◆ SELECTION
========================================================================

Wayne Jansson

Wayne Jansson

Chief reporter & photographer at No Fibs
Wayne Jansson is an Australian citizen journalist and photographer. He covered the seat of Indi during the 2013 federal election and since has covered the growth of the community independent movement.
Wayne Jansson

THE LIBERALS AND Nationals are getting down and dirty in the final days of the campaign in Nicholls and Indi with dodgy robocalls and text messages, billboard misinformation and culture wars.

Independent MP for Indi, Dr Helen Haines, has hit back at a torrent of “fears and smears” from the Liberal Party and their proxies after the Liberal candidate, Ross Lyman was caught distributing Australian Christian Lobby (ACL) attack flyers from his Wangaratta office.

The flyer accuses Dr Haines of ‘attacking Christianity and other faiths’.

Negative, misleading, and, in fact lies.

I support a discrimination bill that protects the rights of people to practice their religion freely.

Dr Haines

On Tuesday, Dr Haines asked Liberal candidate, Ross Lyman to reveal if he had any ACL campaign material in his Wangaratta office.

========================================================================

Copy word for word the passage of the Indi campaign article that begins at the words "Independent MP for" and stops after "in his Wangaratta office.". The rows that come next have no connection to the Indi campaign article.

========================================================================

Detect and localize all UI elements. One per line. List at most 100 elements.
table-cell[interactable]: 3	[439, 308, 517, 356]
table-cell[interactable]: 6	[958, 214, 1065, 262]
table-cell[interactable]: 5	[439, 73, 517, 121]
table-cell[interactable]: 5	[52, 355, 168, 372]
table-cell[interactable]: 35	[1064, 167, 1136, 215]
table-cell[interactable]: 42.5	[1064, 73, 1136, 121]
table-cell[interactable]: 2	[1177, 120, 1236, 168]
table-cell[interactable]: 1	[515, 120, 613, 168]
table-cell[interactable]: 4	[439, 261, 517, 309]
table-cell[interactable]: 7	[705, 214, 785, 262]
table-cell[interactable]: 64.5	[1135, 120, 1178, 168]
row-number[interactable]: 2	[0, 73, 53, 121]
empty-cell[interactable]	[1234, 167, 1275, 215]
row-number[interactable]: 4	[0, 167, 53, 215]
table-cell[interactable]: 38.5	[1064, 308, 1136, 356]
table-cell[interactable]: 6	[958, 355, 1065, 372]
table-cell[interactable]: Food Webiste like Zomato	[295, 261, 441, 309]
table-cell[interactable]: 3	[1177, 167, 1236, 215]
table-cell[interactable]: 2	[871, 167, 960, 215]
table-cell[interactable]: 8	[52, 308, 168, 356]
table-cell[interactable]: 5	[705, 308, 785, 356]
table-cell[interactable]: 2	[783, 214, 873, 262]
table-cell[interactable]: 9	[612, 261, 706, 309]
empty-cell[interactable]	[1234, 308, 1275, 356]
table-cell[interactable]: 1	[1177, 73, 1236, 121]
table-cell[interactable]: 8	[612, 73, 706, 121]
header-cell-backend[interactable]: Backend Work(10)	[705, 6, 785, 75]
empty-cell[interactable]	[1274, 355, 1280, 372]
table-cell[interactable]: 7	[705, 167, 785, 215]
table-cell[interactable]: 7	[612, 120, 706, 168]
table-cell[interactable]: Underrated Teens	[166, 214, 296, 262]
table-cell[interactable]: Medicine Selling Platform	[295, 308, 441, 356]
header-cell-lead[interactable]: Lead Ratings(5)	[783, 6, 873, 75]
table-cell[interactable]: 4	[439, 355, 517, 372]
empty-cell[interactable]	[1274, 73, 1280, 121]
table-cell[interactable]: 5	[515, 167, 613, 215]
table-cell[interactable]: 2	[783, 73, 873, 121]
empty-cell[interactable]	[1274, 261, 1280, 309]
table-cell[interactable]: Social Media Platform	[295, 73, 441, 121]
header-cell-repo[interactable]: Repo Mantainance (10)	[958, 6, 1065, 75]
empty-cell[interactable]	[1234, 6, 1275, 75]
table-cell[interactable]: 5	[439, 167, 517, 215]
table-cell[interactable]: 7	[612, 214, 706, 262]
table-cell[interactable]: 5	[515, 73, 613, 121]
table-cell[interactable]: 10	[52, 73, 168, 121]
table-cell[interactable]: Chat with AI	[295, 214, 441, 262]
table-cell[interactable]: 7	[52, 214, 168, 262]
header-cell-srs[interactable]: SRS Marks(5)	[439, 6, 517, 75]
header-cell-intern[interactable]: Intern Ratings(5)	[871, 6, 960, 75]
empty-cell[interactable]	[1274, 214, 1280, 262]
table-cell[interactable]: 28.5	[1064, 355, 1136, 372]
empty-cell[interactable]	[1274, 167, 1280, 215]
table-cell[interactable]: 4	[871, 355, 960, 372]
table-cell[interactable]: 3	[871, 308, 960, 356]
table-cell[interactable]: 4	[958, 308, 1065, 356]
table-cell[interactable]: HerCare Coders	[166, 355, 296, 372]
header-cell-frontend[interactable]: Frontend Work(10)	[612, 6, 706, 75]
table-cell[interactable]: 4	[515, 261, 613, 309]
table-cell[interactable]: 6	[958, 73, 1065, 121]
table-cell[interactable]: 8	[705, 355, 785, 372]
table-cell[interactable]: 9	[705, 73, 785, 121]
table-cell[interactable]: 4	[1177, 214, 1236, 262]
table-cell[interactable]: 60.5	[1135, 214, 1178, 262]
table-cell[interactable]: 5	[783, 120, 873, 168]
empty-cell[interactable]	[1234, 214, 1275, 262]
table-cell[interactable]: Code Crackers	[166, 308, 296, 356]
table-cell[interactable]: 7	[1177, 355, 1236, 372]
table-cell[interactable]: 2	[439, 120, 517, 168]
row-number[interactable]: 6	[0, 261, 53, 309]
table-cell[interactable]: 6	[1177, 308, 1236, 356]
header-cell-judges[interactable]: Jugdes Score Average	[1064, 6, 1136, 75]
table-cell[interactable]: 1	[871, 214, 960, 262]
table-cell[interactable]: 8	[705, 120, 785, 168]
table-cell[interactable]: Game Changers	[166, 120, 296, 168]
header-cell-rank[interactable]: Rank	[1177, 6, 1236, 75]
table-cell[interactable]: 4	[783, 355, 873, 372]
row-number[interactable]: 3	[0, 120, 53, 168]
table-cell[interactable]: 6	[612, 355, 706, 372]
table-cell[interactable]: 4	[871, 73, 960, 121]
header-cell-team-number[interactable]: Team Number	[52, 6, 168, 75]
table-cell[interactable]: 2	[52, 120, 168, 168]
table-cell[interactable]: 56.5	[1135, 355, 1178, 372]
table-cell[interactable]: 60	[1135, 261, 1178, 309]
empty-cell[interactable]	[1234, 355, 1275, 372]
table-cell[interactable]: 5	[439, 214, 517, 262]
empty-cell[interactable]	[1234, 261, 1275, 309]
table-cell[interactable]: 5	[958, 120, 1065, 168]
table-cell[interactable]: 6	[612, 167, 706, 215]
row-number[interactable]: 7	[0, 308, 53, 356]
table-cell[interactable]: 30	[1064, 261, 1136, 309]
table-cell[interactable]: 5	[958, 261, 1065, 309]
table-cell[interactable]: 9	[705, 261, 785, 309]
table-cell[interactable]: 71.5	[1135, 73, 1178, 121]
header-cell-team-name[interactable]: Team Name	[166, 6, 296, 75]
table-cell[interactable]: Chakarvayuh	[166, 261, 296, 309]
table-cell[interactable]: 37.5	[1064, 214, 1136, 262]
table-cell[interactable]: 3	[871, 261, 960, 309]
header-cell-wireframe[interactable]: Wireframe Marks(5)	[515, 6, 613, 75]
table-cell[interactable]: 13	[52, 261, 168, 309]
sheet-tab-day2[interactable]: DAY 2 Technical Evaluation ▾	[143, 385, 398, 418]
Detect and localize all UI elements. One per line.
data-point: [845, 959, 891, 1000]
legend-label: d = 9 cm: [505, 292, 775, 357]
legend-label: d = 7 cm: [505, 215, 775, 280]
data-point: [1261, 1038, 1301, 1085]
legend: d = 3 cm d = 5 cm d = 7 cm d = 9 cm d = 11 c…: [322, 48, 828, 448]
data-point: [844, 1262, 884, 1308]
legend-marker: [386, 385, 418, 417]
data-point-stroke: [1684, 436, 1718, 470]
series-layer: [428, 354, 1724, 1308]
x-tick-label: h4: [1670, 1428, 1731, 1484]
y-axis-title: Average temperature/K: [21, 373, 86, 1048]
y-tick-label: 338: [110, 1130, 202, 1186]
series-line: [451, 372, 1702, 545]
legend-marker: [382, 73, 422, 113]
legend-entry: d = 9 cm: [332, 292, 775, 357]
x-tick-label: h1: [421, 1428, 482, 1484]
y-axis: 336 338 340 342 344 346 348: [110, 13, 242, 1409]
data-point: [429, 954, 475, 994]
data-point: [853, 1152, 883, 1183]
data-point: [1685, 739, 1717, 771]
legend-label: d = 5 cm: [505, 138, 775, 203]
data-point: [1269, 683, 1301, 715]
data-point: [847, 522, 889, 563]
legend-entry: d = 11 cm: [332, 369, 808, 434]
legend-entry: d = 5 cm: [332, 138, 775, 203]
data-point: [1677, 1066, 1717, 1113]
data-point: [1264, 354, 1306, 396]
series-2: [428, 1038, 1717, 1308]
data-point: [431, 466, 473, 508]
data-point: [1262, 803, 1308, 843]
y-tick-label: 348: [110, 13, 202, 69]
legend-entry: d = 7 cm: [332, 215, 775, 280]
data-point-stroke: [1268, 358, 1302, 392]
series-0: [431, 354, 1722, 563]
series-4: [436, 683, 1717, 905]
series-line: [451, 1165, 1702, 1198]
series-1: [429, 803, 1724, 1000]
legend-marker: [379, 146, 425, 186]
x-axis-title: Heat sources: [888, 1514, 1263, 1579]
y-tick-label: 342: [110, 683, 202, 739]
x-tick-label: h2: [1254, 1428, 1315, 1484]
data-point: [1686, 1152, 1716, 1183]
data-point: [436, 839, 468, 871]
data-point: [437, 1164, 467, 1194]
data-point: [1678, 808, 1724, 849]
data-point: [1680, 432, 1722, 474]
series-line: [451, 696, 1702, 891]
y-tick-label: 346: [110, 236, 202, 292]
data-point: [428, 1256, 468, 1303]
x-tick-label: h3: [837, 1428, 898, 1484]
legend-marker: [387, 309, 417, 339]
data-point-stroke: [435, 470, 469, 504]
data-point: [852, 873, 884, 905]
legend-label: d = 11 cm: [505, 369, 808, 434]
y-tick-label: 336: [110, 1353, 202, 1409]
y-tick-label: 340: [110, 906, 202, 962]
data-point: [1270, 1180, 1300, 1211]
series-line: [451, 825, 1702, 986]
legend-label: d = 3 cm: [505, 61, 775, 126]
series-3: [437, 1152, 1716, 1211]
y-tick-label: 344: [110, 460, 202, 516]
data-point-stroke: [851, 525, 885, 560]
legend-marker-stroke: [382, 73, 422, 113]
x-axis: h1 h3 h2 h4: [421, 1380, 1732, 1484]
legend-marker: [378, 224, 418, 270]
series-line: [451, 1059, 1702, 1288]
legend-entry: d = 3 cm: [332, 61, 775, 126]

========================================================================

◆ TASK RESPONSE
Independent MP for Indi, Dr Helen Haines, has hit back at a torrent of “fears and smears” from the Liberal Party and their proxies after the Liberal candidate, Ross Lyman was caught distributing Australian Christian Lobby (ACL) attack flyers from his Wangaratta office.

The flyer accuses Dr Haines of ‘attacking Christianity and other faiths’.

Negative, misleading, and, in fact lies.

I support a discrimination bill that protects the rights of people to practice their religion freely.

Dr Haines

On Tuesday, Dr Haines asked Liberal candidate, Ross Lyman to reveal if he had any ACL campaign material in his Wangaratta office.